- Exercise objective:
Filter the entries that follow, copying every line in which the word "system" appears.

- Given records:
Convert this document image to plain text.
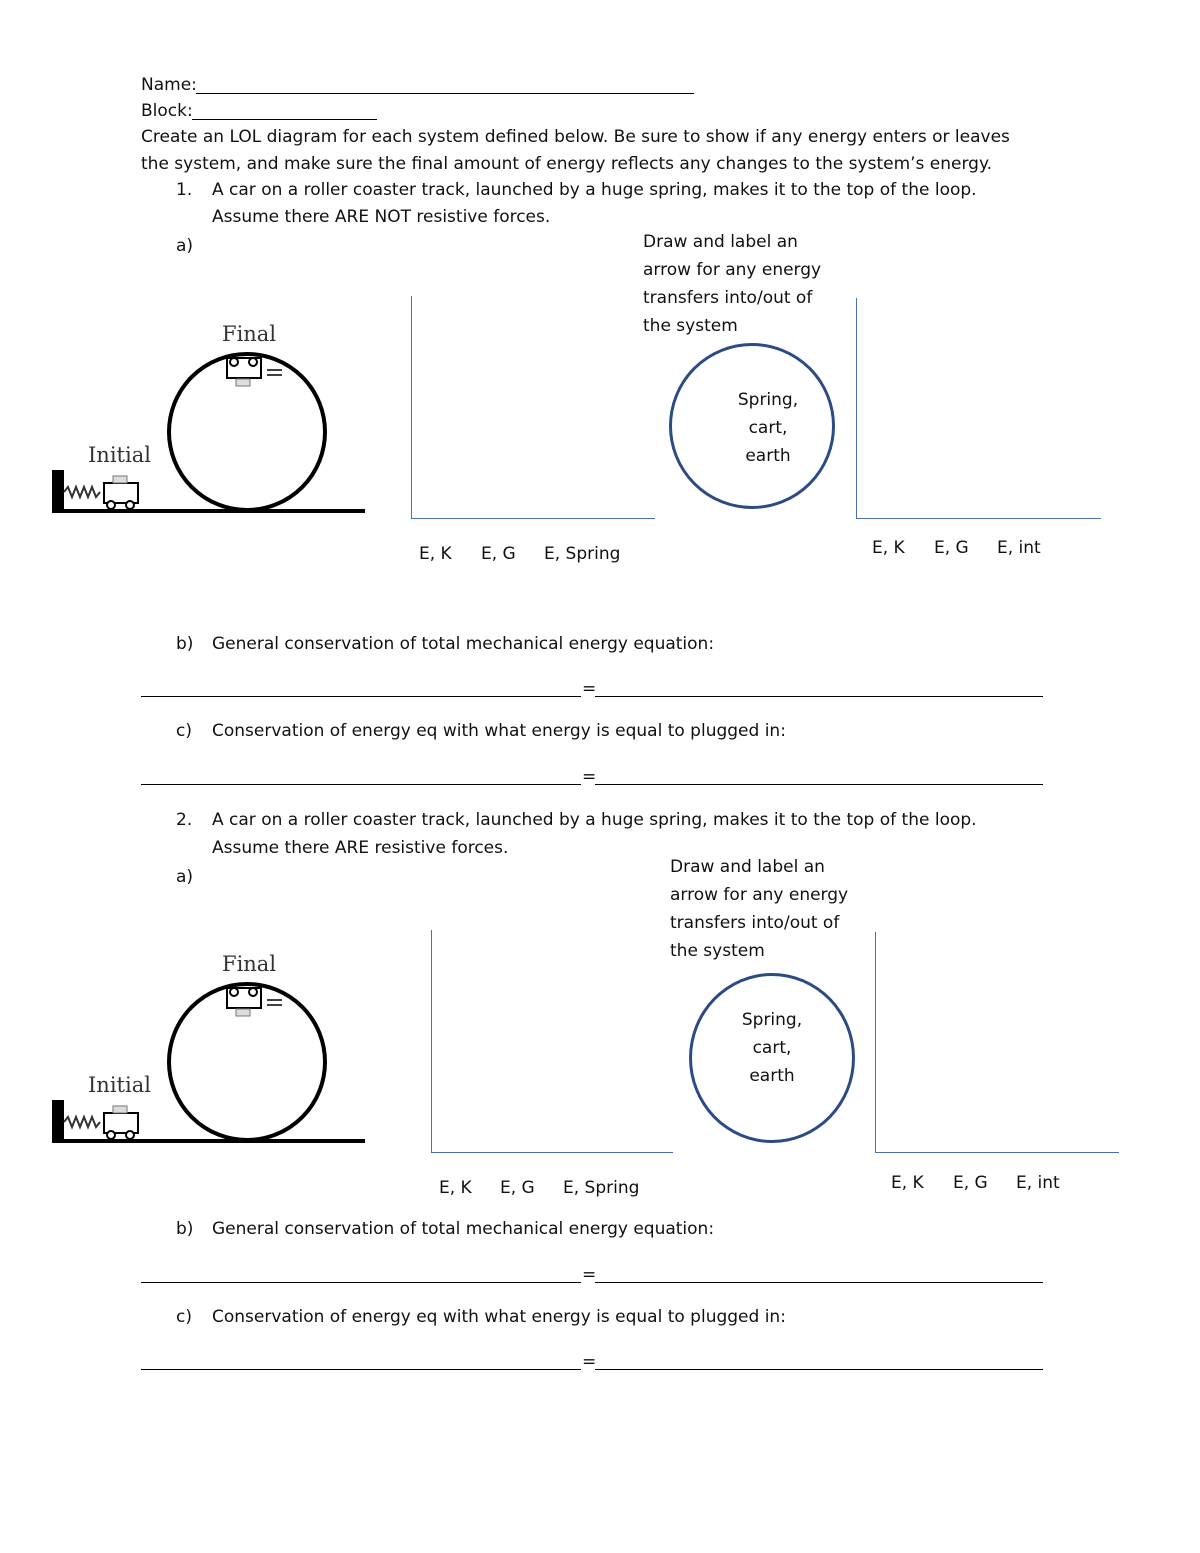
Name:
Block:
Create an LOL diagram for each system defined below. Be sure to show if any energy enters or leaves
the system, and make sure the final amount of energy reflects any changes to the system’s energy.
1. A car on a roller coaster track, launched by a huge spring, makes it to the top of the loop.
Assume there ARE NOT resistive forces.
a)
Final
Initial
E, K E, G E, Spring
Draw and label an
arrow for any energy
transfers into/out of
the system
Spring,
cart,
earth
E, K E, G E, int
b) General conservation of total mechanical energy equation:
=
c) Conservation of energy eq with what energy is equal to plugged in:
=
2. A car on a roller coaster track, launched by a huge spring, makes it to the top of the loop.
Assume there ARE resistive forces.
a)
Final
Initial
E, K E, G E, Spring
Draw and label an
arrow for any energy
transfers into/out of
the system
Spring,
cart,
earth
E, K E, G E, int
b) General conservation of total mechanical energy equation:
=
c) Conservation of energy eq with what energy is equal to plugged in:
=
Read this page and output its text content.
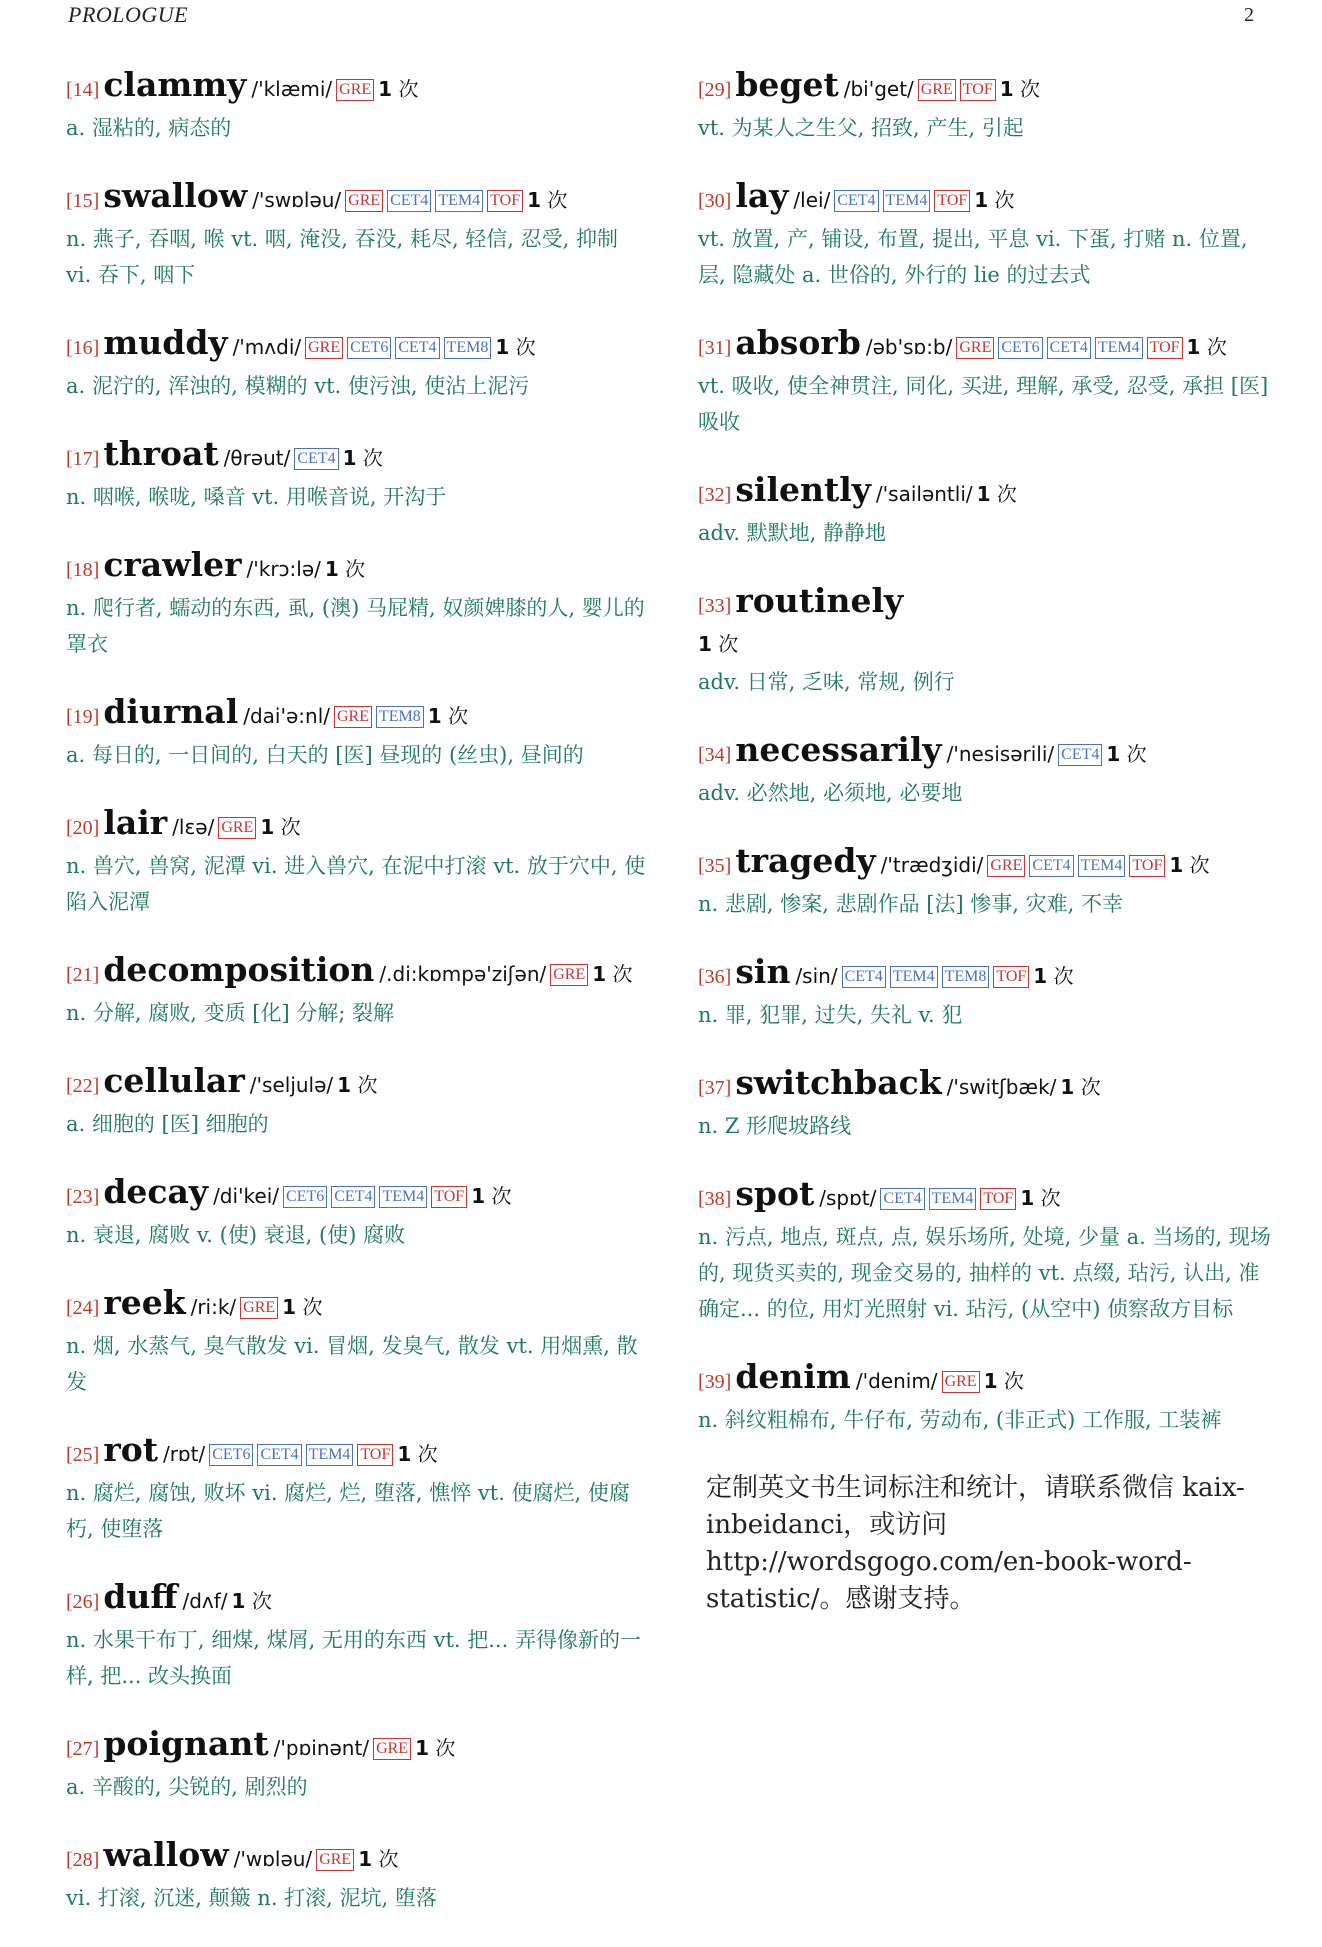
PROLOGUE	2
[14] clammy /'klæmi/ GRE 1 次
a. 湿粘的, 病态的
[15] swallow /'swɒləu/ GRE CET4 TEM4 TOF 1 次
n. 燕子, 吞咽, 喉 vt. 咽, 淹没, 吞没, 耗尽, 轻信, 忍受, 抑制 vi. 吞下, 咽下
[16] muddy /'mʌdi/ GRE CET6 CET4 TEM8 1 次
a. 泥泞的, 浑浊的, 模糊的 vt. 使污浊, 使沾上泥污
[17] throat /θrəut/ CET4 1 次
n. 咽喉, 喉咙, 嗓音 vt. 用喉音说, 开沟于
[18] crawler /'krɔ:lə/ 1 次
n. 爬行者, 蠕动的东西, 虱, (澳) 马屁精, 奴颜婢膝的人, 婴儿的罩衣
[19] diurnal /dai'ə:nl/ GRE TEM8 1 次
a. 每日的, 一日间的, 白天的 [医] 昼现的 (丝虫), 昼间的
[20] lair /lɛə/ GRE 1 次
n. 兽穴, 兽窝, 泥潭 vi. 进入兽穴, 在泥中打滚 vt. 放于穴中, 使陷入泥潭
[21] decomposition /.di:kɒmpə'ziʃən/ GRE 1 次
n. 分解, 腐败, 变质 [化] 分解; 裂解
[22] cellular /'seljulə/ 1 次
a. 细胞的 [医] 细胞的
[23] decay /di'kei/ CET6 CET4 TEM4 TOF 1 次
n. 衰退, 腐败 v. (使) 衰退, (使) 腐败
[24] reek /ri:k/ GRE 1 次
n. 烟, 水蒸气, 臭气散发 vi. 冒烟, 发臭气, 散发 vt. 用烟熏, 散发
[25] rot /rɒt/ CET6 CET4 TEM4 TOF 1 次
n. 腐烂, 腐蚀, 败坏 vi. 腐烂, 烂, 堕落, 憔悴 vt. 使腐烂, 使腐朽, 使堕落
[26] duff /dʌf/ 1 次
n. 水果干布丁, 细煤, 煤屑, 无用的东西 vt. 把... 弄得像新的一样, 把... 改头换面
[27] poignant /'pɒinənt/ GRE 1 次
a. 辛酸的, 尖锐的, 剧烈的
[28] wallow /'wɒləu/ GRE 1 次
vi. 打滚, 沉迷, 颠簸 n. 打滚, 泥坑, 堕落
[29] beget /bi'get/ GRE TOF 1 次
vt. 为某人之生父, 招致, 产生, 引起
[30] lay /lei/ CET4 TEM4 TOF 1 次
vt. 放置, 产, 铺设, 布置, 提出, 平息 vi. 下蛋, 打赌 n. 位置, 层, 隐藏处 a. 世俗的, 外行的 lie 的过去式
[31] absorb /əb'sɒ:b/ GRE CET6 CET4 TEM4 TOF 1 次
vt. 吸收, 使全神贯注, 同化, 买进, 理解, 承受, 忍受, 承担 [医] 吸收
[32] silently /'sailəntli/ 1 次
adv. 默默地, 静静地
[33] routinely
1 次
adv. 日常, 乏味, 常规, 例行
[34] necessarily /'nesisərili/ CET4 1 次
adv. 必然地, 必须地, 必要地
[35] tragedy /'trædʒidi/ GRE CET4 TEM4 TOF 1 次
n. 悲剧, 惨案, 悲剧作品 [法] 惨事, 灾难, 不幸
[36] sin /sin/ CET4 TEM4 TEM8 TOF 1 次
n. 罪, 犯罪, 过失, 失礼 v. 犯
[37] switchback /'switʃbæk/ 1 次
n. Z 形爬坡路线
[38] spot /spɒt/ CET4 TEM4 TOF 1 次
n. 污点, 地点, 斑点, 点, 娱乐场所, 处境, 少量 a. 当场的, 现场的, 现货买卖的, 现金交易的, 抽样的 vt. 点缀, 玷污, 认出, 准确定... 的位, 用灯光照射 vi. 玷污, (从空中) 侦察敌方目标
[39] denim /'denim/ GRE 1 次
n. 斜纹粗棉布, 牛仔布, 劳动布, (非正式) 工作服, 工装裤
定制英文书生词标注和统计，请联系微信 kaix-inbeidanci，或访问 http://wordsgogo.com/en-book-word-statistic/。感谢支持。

- Exercise result:
Create an LOL diagram for each system defined below. Be sure to show if any energy enters or leaves
the system, and make sure the final amount of energy reflects any changes to the system’s energy.
the system
the system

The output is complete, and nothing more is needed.